» THE PROBLEM:
Extract all records. Keep each one exact.

» RECORDS FOR THIS TASK:

= = = =

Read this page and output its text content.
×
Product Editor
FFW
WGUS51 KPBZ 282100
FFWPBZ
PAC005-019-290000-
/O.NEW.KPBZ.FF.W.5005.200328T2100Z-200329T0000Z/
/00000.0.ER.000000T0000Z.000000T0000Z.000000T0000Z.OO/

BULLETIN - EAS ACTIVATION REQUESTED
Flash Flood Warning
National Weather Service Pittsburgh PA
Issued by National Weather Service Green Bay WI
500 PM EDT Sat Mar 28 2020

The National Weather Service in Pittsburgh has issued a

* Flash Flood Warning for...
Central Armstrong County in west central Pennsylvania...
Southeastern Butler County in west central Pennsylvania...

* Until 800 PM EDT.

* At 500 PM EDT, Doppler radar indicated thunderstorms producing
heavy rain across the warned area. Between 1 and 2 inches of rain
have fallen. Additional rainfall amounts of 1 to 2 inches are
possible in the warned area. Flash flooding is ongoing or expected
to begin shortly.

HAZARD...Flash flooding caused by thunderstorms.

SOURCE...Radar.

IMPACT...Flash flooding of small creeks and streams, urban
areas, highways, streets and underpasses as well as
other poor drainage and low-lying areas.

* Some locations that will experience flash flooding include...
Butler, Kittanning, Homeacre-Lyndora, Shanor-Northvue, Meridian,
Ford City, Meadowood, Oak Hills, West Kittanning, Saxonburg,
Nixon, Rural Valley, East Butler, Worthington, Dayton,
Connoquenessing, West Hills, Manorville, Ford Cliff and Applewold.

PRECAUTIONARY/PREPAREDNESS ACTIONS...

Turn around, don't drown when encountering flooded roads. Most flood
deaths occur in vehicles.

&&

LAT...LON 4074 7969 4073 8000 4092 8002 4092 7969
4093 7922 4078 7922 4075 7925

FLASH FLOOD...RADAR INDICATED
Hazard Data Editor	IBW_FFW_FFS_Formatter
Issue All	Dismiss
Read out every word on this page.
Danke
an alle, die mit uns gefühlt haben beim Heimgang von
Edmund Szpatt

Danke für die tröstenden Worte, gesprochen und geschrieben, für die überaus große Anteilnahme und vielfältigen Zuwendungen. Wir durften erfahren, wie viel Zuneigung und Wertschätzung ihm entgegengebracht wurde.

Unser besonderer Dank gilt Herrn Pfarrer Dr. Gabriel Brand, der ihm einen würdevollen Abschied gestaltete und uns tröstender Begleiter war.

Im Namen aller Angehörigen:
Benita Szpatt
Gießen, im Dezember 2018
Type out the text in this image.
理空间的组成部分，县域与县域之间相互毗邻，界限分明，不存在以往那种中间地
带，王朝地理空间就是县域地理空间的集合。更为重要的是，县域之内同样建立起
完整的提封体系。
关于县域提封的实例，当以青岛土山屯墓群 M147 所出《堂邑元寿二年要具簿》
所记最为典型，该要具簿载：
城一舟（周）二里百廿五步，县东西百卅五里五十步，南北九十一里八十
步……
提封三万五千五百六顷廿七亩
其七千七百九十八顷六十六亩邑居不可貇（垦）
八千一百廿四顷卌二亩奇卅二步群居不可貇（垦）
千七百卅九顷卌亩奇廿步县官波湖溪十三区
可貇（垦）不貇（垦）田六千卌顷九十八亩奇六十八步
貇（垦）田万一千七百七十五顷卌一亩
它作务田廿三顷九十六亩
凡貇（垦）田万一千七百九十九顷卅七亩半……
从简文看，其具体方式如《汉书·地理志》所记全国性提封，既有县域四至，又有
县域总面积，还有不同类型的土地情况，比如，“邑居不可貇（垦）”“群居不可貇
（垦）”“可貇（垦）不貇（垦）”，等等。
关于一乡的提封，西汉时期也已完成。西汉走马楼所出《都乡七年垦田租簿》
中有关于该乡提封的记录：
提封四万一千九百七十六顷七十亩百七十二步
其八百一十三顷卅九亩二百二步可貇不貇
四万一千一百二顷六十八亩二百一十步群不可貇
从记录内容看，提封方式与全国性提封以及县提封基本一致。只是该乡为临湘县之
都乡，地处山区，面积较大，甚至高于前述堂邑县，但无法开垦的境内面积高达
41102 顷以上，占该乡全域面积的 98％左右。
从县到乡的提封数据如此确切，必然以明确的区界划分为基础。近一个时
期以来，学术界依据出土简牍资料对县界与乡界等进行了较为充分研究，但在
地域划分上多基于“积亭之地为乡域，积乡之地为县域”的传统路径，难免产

= = = =

» RESULT OF THIS TASK:
Read this page and output its text content.
×
Product Editor
FFW
WGUS51 KPBZ 282100
FFWPBZ
PAC005-019-290000-
/O.NEW.KPBZ.FF.W.5005.200328T2100Z-200329T0000Z/
/00000.0.ER.000000T0000Z.000000T0000Z.000000T0000Z.OO/

BULLETIN - EAS ACTIVATION REQUESTED
Flash Flood Warning
National Weather Service Pittsburgh PA
Issued by National Weather Service Green Bay WI
500 PM EDT Sat Mar 28 2020

The National Weather Service in Pittsburgh has issued a

* Flash Flood Warning for...
Central Armstrong County in west central Pennsylvania...
Southeastern Butler County in west central Pennsylvania...

* Until 800 PM EDT.

* At 500 PM EDT, Doppler radar indicated thunderstorms producing
heavy rain across the warned area. Between 1 and 2 inches of rain
have fallen. Additional rainfall amounts of 1 to 2 inches are
possible in the warned area. Flash flooding is ongoing or expected
to begin shortly.

HAZARD...Flash flooding caused by thunderstorms.

SOURCE...Radar.

IMPACT...Flash flooding of small creeks and streams, urban
areas, highways, streets and underpasses as well as
other poor drainage and low-lying areas.

* Some locations that will experience flash flooding include...
Butler, Kittanning, Homeacre-Lyndora, Shanor-Northvue, Meridian,
Ford City, Meadowood, Oak Hills, West Kittanning, Saxonburg,
Nixon, Rural Valley, East Butler, Worthington, Dayton,
Connoquenessing, West Hills, Manorville, Ford Cliff and Applewold.

PRECAUTIONARY/PREPAREDNESS ACTIONS...

Turn around, don't drown when encountering flooded roads. Most flood
deaths occur in vehicles.

&&

LAT...LON 4074 7969 4073 8000 4092 8002 4092 7969
4093 7922 4078 7922 4075 7925

FLASH FLOOD...RADAR INDICATED
Hazard Data Editor	IBW_FFW_FFS_Formatter
Issue All	Dismiss
Read out every word on this page.
Danke
an alle, die mit uns gefühlt haben beim Heimgang von
Edmund Szpatt

Danke für die tröstenden Worte, gesprochen und geschrieben, für die überaus große Anteilnahme und vielfältigen Zuwendungen. Wir durften erfahren, wie viel Zuneigung und Wertschätzung ihm entgegengebracht wurde.

Unser besonderer Dank gilt Herrn Pfarrer Dr. Gabriel Brand, der ihm einen würdevollen Abschied gestaltete und uns tröstender Begleiter war.

Im Namen aller Angehörigen:
Benita Szpatt
Gießen, im Dezember 2018
Type out the text in this image.
理空间的组成部分，县域与县域之间相互毗邻，界限分明，不存在以往那种中间地
带，王朝地理空间就是县域地理空间的集合。更为重要的是，县域之内同样建立起
完整的提封体系。
关于县域提封的实例，当以青岛土山屯墓群 M147 所出《堂邑元寿二年要具簿》
所记最为典型，该要具簿载：
城一舟（周）二里百廿五步，县东西百卅五里五十步，南北九十一里八十
步……
提封三万五千五百六顷廿七亩
其七千七百九十八顷六十六亩邑居不可貇（垦）
八千一百廿四顷卌二亩奇卅二步群居不可貇（垦）
千七百卅九顷卌亩奇廿步县官波湖溪十三区
可貇（垦）不貇（垦）田六千卌顷九十八亩奇六十八步
貇（垦）田万一千七百七十五顷卌一亩
它作务田廿三顷九十六亩
凡貇（垦）田万一千七百九十九顷卅七亩半……
从简文看，其具体方式如《汉书·地理志》所记全国性提封，既有县域四至，又有
县域总面积，还有不同类型的土地情况，比如，“邑居不可貇（垦）”“群居不可貇
（垦）”“可貇（垦）不貇（垦）”，等等。
关于一乡的提封，西汉时期也已完成。西汉走马楼所出《都乡七年垦田租簿》
中有关于该乡提封的记录：
提封四万一千九百七十六顷七十亩百七十二步
其八百一十三顷卅九亩二百二步可貇不貇
四万一千一百二顷六十八亩二百一十步群不可貇
从记录内容看，提封方式与全国性提封以及县提封基本一致。只是该乡为临湘县之
都乡，地处山区，面积较大，甚至高于前述堂邑县，但无法开垦的境内面积高达
41102 顷以上，占该乡全域面积的 98％左右。
从县到乡的提封数据如此确切，必然以明确的区界划分为基础。近一个时
期以来，学术界依据出土简牍资料对县界与乡界等进行了较为充分研究，但在
地域划分上多基于“积亭之地为乡域，积乡之地为县域”的传统路径，难免产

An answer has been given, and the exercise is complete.